From the listing, collect all lines containing the word "Bathroom".
[start of Given data]
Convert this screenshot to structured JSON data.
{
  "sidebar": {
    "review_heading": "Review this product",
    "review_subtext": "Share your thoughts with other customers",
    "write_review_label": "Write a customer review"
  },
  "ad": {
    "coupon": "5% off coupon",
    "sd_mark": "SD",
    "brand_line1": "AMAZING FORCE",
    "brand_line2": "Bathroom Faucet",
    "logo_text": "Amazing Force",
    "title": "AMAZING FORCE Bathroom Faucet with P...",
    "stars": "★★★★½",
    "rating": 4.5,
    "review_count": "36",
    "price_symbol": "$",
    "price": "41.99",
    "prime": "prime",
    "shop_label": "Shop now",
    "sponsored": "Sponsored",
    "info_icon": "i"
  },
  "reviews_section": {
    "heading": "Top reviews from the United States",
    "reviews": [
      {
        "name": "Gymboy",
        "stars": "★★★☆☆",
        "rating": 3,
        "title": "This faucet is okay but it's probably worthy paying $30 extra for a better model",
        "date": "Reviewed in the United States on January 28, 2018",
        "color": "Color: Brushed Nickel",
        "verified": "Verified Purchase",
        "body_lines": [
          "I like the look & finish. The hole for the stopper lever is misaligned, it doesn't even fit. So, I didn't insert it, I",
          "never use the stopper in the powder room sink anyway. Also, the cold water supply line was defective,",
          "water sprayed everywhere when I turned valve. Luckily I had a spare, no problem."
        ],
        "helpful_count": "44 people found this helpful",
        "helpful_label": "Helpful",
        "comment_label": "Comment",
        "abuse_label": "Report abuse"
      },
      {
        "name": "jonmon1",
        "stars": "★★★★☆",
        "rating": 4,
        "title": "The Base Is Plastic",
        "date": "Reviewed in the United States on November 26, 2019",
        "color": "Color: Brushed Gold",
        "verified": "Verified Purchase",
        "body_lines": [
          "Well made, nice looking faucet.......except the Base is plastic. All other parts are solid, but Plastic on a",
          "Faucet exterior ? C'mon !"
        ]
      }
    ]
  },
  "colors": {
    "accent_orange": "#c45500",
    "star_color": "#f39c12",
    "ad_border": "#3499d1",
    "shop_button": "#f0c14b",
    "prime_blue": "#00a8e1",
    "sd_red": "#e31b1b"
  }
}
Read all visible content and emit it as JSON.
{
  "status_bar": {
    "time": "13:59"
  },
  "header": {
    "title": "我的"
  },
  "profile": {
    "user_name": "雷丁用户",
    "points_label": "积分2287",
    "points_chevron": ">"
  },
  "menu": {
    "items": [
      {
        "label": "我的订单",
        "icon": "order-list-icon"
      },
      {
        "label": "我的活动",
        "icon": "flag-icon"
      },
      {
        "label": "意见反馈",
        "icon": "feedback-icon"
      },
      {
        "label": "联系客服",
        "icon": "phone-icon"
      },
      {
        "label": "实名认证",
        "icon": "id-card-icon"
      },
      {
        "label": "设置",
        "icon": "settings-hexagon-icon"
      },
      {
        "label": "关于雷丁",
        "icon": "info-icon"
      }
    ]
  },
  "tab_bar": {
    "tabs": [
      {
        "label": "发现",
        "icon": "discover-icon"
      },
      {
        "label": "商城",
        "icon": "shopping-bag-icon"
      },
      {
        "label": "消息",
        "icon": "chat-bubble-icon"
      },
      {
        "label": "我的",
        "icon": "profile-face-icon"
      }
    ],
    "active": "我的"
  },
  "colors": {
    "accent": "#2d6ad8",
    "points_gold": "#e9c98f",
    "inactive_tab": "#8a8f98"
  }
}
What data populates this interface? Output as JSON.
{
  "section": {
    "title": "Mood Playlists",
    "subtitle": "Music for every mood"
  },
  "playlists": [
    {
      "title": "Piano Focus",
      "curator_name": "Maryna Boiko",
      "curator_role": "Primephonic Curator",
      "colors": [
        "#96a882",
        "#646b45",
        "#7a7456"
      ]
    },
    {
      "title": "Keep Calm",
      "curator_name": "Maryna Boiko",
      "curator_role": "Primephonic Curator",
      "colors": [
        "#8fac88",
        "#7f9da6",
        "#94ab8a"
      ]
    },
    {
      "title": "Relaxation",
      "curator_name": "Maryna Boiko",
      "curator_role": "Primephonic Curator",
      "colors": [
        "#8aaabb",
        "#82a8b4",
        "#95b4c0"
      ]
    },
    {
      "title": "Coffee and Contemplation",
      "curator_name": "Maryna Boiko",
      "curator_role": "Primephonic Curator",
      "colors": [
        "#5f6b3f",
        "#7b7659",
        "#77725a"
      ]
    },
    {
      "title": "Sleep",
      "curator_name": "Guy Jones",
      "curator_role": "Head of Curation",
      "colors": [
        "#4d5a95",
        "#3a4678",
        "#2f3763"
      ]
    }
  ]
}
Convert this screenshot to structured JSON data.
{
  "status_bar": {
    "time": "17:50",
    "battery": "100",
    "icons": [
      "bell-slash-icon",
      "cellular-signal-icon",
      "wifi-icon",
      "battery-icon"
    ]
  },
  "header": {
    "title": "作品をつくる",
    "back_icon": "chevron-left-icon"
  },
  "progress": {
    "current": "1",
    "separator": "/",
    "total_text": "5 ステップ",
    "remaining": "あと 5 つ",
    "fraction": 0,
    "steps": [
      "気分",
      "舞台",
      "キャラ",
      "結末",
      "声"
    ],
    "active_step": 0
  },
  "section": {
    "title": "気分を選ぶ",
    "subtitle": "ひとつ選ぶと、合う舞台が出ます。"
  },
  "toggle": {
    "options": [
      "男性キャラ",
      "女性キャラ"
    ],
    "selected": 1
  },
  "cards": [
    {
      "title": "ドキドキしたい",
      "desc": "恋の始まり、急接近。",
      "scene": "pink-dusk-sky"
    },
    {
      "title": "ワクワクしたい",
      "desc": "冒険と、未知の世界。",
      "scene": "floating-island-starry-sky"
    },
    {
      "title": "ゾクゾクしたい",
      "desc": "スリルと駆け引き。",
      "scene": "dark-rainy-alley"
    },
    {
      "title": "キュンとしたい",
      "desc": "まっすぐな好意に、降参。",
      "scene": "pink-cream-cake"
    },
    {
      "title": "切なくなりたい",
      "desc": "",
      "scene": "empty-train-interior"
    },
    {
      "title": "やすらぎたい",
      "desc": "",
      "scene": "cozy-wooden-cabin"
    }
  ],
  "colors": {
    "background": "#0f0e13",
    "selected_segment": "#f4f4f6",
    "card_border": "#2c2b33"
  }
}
[end of Given data]
▶ [Exercise output]
    "brand_line2": "Bathroom Faucet",
    "title": "AMAZING FORCE Bathroom Faucet with P...",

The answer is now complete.